Task statement:
Filter the entries below, keeping only lines with the word "polskiej".

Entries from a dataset
* * *
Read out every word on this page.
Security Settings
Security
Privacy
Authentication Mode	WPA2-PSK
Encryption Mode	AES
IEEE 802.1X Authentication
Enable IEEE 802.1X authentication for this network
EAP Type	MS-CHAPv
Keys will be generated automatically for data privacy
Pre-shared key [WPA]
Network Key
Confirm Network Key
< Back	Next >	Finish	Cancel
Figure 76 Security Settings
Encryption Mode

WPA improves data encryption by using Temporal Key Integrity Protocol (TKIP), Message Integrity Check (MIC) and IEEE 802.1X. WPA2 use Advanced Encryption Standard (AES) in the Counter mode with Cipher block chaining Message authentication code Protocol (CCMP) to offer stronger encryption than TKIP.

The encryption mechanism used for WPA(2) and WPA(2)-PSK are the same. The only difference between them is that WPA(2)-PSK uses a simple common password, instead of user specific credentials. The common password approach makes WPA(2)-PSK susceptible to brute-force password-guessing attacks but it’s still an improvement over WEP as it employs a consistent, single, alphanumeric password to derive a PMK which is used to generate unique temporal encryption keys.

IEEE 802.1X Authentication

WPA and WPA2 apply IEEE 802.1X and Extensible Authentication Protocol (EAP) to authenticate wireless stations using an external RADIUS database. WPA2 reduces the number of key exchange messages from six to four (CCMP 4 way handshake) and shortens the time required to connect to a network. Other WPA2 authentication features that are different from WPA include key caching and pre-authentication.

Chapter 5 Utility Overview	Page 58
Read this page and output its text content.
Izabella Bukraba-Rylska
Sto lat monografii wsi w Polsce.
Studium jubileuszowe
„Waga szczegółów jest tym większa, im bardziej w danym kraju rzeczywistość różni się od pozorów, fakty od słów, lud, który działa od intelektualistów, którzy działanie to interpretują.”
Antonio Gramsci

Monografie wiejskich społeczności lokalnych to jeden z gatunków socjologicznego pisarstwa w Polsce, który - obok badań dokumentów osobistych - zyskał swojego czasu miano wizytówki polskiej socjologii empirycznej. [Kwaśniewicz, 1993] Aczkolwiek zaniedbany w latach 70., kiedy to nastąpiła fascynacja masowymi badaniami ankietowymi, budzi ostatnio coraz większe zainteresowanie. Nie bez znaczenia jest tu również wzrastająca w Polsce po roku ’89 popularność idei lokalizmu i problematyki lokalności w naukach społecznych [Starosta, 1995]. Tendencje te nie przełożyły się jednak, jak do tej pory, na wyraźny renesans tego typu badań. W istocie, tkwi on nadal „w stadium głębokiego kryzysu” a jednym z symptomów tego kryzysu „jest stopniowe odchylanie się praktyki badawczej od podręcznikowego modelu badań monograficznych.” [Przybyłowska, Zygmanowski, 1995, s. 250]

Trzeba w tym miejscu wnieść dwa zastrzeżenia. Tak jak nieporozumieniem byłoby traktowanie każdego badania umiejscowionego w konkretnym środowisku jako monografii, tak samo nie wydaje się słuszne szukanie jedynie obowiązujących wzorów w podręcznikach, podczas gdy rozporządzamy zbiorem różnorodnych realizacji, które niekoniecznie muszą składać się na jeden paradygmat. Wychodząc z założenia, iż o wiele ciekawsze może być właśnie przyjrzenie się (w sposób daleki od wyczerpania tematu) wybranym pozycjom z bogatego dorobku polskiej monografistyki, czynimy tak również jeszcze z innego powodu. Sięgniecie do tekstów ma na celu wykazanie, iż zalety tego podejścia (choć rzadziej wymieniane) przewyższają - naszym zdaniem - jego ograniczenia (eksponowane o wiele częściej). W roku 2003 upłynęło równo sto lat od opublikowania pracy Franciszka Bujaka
* * *
Answer to this exercise:
Monografie wiejskich społeczności lokalnych to jeden z gatunków socjologicznego pisarstwa w Polsce, który - obok badań dokumentów osobistych - zyskał swojego czasu miano wizytówki polskiej socjologii empirycznej. [Kwaśniewicz, 1993] Aczkolwiek zaniedbany w latach 70., kiedy to nastąpiła fascynacja masowymi badaniami ankietowymi, budzi ostatnio coraz większe zainteresowanie. Nie bez znaczenia jest tu również wzrastająca w Polsce po roku ’89 popularność idei lokalizmu i problematyki lokalności w naukach społecznych [Starosta, 1995]. Tendencje te nie przełożyły się jednak, jak do tej pory, na wyraźny renesans tego typu badań. W istocie, tkwi on nadal „w stadium głębokiego kryzysu” a jednym z symptomów tego kryzysu „jest stopniowe odchylanie się praktyki badawczej od podręcznikowego modelu badań monograficznych.” [Przybyłowska, Zygmanowski, 1995, s. 250]
Trzeba w tym miejscu wnieść dwa zastrzeżenia. Tak jak nieporozumieniem byłoby traktowanie każdego badania umiejscowionego w konkretnym środowisku jako monografii, tak samo nie wydaje się słuszne szukanie jedynie obowiązujących wzorów w podręcznikach, podczas gdy rozporządzamy zbiorem różnorodnych realizacji, które niekoniecznie muszą składać się na jeden paradygmat. Wychodząc z założenia, iż o wiele ciekawsze może być właśnie przyjrzenie się (w sposób daleki od wyczerpania tematu) wybranym pozycjom z bogatego dorobku polskiej monografistyki, czynimy tak również jeszcze z innego powodu. Sięgniecie do tekstów ma na celu wykazanie, iż zalety tego podejścia (choć rzadziej wymieniane) przewyższają - naszym zdaniem - jego ograniczenia (eksponowane o wiele częściej). W roku 2003 upłynęło równo sto lat od opublikowania pracy Franciszka Bujaka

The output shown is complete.